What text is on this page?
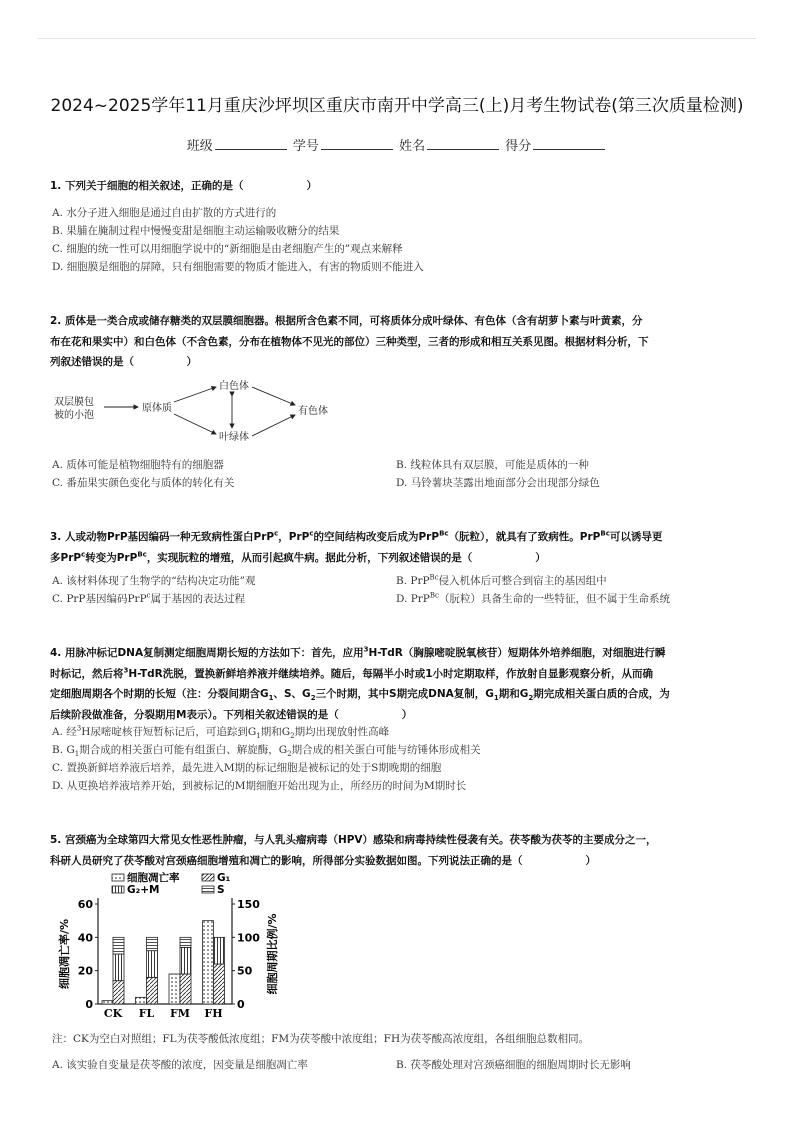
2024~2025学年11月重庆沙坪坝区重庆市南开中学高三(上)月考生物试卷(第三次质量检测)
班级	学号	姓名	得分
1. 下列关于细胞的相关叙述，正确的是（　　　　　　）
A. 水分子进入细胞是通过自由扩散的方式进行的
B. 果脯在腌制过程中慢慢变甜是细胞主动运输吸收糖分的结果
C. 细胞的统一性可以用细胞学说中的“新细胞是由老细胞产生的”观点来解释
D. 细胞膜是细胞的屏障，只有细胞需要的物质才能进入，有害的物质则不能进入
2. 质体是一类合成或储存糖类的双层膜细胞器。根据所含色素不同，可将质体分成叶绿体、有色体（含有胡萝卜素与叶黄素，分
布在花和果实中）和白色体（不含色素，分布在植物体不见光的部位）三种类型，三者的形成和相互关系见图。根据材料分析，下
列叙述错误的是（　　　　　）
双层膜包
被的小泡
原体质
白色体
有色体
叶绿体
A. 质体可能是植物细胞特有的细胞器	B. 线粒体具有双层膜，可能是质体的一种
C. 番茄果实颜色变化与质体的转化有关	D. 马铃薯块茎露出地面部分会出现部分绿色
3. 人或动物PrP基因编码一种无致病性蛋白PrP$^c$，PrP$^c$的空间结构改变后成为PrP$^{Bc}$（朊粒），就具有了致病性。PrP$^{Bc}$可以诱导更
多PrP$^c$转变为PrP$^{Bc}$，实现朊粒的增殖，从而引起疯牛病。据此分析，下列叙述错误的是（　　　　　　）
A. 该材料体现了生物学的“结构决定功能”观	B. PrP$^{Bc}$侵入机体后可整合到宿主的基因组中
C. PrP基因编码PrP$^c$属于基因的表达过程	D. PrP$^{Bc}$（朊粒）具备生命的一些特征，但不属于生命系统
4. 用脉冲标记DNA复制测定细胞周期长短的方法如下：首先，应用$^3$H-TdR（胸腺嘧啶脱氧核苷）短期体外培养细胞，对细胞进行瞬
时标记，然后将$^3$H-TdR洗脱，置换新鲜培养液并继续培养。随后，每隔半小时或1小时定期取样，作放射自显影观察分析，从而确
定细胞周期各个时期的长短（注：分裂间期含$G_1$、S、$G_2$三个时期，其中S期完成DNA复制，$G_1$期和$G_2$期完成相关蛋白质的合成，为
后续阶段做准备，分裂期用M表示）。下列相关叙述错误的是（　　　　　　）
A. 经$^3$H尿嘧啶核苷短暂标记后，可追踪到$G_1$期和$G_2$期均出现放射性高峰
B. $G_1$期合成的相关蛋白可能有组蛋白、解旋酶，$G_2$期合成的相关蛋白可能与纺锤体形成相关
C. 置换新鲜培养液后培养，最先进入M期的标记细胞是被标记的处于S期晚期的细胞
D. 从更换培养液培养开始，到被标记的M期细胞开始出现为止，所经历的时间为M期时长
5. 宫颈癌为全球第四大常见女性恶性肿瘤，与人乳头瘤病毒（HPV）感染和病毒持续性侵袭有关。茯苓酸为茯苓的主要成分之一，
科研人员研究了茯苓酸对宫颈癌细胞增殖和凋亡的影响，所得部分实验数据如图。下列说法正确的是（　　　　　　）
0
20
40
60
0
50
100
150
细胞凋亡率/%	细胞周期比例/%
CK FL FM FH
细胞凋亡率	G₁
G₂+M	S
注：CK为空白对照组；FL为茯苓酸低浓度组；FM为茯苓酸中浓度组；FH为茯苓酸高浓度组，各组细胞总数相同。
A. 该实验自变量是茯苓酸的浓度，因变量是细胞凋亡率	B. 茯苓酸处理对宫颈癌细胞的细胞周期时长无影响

Job: Print every entry above again without changing a word, and omit the pictures.

Reply to the task:
What text is on this page?
2024~2025学年11月重庆沙坪坝区重庆市南开中学高三(上)月考生物试卷(第三次质量检测)
班级	学号	姓名	得分
1. 下列关于细胞的相关叙述，正确的是（　　　　　　）
A. 水分子进入细胞是通过自由扩散的方式进行的
B. 果脯在腌制过程中慢慢变甜是细胞主动运输吸收糖分的结果
C. 细胞的统一性可以用细胞学说中的“新细胞是由老细胞产生的”观点来解释
D. 细胞膜是细胞的屏障，只有细胞需要的物质才能进入，有害的物质则不能进入
2. 质体是一类合成或储存糖类的双层膜细胞器。根据所含色素不同，可将质体分成叶绿体、有色体（含有胡萝卜素与叶黄素，分
布在花和果实中）和白色体（不含色素，分布在植物体不见光的部位）三种类型，三者的形成和相互关系见图。根据材料分析，下
列叙述错误的是（　　　　　）
双层膜包
被的小泡
原体质
白色体
有色体
叶绿体
A. 质体可能是植物细胞特有的细胞器	B. 线粒体具有双层膜，可能是质体的一种
C. 番茄果实颜色变化与质体的转化有关	D. 马铃薯块茎露出地面部分会出现部分绿色
3. 人或动物PrP基因编码一种无致病性蛋白PrP$^c$，PrP$^c$的空间结构改变后成为PrP$^{Bc}$（朊粒），就具有了致病性。PrP$^{Bc}$可以诱导更
多PrP$^c$转变为PrP$^{Bc}$，实现朊粒的增殖，从而引起疯牛病。据此分析，下列叙述错误的是（　　　　　　）
A. 该材料体现了生物学的“结构决定功能”观	B. PrP$^{Bc}$侵入机体后可整合到宿主的基因组中
C. PrP基因编码PrP$^c$属于基因的表达过程	D. PrP$^{Bc}$（朊粒）具备生命的一些特征，但不属于生命系统
4. 用脉冲标记DNA复制测定细胞周期长短的方法如下：首先，应用$^3$H-TdR（胸腺嘧啶脱氧核苷）短期体外培养细胞，对细胞进行瞬
时标记，然后将$^3$H-TdR洗脱，置换新鲜培养液并继续培养。随后，每隔半小时或1小时定期取样，作放射自显影观察分析，从而确
定细胞周期各个时期的长短（注：分裂间期含$G_1$、S、$G_2$三个时期，其中S期完成DNA复制，$G_1$期和$G_2$期完成相关蛋白质的合成，为
后续阶段做准备，分裂期用M表示）。下列相关叙述错误的是（　　　　　　）
A. 经$^3$H尿嘧啶核苷短暂标记后，可追踪到$G_1$期和$G_2$期均出现放射性高峰
B. $G_1$期合成的相关蛋白可能有组蛋白、解旋酶，$G_2$期合成的相关蛋白可能与纺锤体形成相关
C. 置换新鲜培养液后培养，最先进入M期的标记细胞是被标记的处于S期晚期的细胞
D. 从更换培养液培养开始，到被标记的M期细胞开始出现为止，所经历的时间为M期时长
5. 宫颈癌为全球第四大常见女性恶性肿瘤，与人乳头瘤病毒（HPV）感染和病毒持续性侵袭有关。茯苓酸为茯苓的主要成分之一，
科研人员研究了茯苓酸对宫颈癌细胞增殖和凋亡的影响，所得部分实验数据如图。下列说法正确的是（　　　　　　）
0
20
40
60
0
50
100
150
细胞凋亡率/%	细胞周期比例/%
CK FL FM FH
细胞凋亡率	G₁
G₂+M	S
注：CK为空白对照组；FL为茯苓酸低浓度组；FM为茯苓酸中浓度组；FH为茯苓酸高浓度组，各组细胞总数相同。
A. 该实验自变量是茯苓酸的浓度，因变量是细胞凋亡率	B. 茯苓酸处理对宫颈癌细胞的细胞周期时长无影响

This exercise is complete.